• **Figure data in JSON**
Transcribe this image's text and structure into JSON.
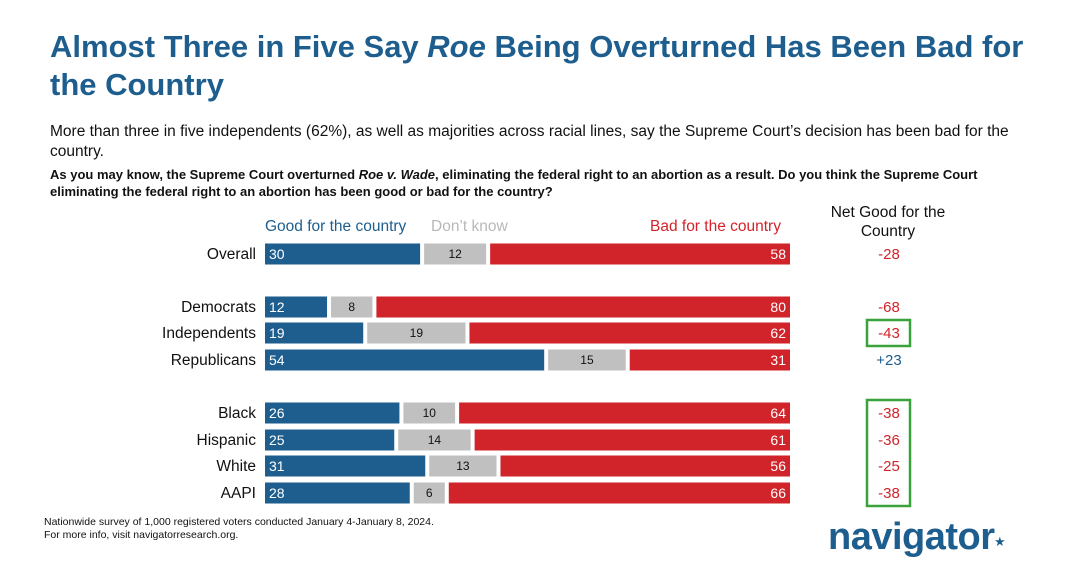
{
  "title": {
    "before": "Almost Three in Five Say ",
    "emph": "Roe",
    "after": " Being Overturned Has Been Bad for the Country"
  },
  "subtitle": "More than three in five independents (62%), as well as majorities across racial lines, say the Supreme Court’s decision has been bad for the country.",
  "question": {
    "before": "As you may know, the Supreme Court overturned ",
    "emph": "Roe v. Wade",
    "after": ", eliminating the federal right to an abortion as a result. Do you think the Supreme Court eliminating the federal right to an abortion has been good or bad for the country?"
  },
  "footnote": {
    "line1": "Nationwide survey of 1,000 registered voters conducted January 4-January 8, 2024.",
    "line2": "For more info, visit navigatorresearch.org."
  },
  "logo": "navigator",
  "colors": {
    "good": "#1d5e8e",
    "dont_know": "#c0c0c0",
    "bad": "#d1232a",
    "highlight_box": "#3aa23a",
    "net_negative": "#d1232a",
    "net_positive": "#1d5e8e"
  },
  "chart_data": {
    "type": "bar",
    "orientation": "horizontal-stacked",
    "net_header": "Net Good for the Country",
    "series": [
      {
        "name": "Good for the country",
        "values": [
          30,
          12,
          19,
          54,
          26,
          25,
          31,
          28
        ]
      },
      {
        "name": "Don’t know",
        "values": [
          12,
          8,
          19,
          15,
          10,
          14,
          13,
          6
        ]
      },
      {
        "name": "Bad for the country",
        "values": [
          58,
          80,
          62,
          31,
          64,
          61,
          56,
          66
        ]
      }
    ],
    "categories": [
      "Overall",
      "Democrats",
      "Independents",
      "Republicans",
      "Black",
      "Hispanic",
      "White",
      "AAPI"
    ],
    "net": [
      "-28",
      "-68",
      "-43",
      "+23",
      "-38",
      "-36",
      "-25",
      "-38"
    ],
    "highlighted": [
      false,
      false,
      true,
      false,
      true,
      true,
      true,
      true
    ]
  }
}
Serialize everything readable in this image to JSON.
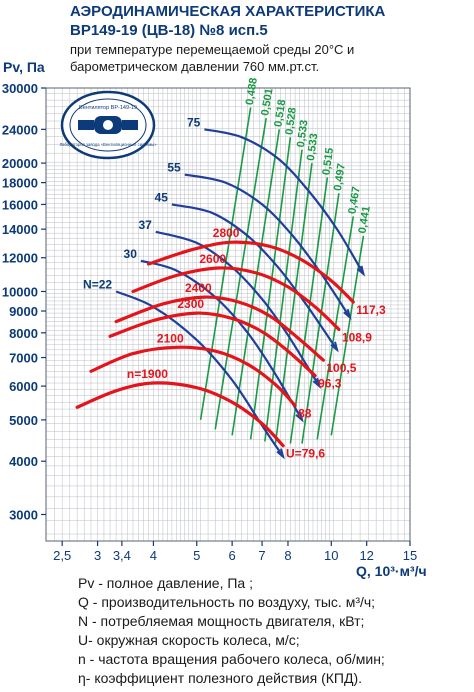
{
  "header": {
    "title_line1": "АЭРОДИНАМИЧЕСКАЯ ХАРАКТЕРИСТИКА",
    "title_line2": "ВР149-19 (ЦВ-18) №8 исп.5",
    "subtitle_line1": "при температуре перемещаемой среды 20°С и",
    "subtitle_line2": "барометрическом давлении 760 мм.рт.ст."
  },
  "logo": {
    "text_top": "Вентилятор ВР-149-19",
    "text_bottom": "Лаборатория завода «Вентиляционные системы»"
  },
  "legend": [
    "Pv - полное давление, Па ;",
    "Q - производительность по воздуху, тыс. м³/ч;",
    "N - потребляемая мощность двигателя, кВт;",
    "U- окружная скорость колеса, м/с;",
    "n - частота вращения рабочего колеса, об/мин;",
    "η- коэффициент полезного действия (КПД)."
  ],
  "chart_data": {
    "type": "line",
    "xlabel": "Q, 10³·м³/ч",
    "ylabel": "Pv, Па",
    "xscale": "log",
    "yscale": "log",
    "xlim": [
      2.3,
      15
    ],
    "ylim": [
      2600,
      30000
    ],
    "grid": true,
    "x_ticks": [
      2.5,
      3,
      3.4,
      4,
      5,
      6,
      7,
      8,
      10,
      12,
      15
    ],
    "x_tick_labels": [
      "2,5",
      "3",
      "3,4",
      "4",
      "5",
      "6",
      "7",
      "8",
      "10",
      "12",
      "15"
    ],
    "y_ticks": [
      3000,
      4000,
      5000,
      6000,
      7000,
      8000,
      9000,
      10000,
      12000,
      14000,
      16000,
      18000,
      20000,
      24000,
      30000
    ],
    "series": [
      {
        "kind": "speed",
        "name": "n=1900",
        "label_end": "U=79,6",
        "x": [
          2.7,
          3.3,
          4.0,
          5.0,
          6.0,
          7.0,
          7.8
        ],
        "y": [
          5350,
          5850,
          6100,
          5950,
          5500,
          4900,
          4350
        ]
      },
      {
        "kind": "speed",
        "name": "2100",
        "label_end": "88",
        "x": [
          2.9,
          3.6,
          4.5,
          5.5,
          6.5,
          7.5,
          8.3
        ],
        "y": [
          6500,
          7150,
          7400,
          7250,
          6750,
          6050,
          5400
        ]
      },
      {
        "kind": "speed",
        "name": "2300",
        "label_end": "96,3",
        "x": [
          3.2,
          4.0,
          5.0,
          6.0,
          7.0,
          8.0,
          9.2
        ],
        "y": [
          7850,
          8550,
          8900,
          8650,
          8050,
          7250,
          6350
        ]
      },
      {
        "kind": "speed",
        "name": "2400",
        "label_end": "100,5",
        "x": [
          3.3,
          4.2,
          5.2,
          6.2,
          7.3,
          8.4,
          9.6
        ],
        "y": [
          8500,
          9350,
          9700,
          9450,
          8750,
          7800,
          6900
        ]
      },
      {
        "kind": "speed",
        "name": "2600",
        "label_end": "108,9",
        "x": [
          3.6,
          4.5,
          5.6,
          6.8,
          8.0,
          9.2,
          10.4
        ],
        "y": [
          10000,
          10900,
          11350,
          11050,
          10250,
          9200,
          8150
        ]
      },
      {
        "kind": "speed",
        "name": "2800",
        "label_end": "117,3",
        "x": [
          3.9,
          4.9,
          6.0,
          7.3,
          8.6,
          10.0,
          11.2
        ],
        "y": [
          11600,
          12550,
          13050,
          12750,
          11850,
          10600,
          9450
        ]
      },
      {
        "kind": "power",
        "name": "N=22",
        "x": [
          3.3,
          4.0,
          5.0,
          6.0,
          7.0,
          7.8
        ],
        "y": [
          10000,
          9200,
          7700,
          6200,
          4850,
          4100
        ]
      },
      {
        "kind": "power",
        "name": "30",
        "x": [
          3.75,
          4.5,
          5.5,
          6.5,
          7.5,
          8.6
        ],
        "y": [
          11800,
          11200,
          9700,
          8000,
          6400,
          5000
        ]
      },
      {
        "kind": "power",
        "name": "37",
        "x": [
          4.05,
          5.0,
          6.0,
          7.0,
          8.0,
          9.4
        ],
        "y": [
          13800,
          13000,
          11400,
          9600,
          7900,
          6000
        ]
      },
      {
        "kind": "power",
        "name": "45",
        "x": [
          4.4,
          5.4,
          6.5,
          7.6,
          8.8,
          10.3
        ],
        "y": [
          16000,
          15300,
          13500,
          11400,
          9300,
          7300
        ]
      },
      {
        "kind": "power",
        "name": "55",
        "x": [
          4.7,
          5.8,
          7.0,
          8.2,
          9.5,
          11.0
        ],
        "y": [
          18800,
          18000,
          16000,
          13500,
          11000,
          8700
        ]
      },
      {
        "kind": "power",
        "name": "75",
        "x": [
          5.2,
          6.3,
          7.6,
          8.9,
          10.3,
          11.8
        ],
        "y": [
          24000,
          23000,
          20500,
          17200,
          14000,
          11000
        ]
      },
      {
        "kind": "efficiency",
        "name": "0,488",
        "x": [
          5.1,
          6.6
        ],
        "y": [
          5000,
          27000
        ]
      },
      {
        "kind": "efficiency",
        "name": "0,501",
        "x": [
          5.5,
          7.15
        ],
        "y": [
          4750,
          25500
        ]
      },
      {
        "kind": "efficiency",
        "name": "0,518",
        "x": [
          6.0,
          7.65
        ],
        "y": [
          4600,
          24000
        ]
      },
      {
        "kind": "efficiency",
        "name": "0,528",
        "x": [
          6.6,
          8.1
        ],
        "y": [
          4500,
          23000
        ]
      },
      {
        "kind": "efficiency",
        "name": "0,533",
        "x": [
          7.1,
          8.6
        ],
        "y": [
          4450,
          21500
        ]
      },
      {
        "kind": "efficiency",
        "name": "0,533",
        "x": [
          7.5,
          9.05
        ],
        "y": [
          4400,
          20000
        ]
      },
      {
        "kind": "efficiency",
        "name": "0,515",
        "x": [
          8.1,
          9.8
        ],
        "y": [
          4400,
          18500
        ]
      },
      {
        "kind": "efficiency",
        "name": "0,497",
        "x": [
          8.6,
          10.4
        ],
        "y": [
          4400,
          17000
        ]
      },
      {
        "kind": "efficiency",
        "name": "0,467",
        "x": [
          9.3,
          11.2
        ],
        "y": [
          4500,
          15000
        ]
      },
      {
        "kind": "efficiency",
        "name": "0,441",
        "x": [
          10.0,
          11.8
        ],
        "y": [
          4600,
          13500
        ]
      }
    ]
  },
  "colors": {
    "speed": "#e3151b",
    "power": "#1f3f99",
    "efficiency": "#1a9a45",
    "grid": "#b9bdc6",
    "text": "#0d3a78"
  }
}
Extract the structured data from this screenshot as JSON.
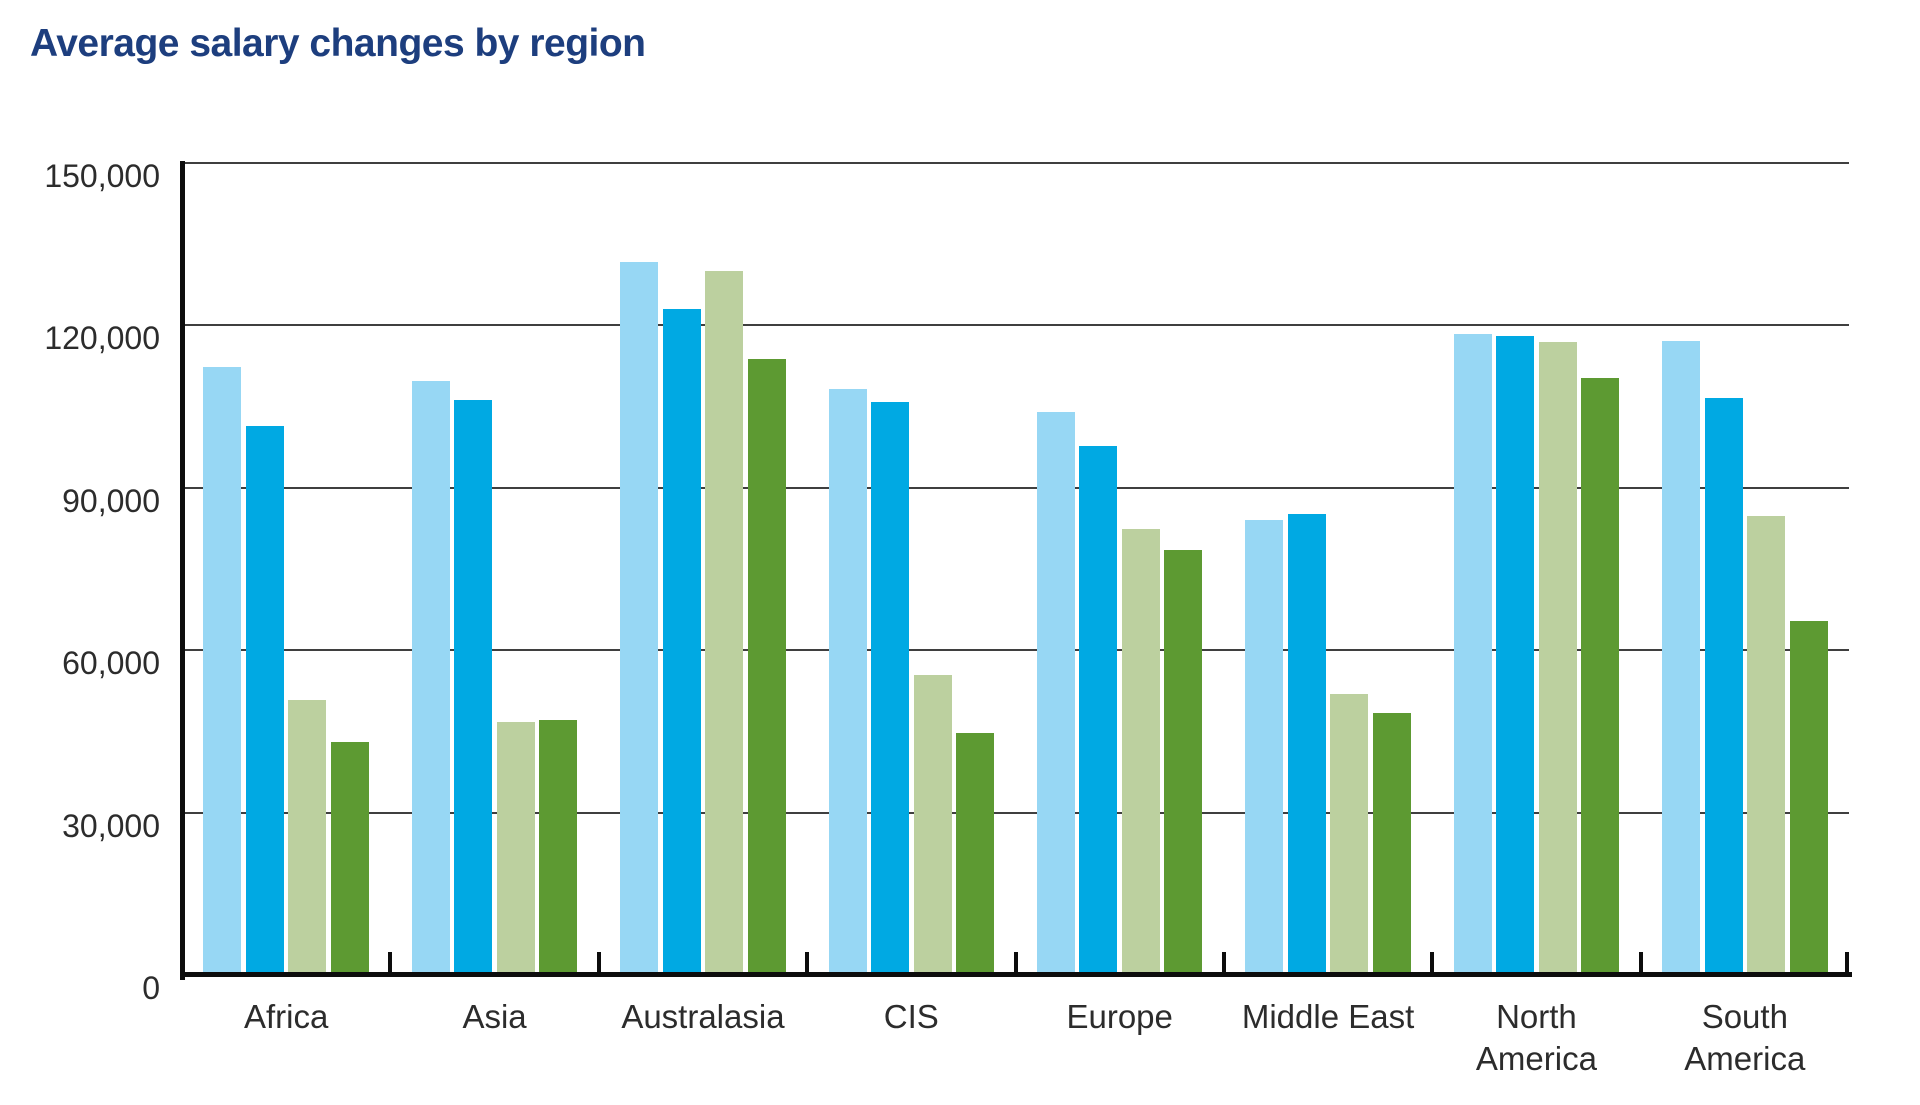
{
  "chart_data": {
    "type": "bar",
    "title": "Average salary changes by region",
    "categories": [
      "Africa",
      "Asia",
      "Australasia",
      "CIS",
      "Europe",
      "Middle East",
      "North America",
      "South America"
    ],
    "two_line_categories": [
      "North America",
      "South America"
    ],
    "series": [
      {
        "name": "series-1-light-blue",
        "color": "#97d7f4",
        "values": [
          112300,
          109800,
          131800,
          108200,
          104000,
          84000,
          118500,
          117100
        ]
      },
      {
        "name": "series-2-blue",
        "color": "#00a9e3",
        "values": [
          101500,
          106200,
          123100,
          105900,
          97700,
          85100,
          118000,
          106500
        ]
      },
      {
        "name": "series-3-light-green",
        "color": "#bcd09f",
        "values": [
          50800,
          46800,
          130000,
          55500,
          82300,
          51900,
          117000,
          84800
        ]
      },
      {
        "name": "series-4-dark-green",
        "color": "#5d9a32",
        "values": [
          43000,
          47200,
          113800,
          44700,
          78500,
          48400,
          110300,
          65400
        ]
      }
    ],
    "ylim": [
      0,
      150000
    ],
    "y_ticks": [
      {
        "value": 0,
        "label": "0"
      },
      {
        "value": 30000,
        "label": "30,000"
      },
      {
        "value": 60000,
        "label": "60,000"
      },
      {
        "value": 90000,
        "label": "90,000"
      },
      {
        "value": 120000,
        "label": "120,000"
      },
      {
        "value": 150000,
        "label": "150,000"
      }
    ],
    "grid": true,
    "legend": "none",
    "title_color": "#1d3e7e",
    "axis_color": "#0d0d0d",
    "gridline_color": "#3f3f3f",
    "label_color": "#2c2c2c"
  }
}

• **EXERCISE PROMPT**
State how many lines of the records above contain "image", with no words besides the number.

• **WRITTEN ANSWER**
2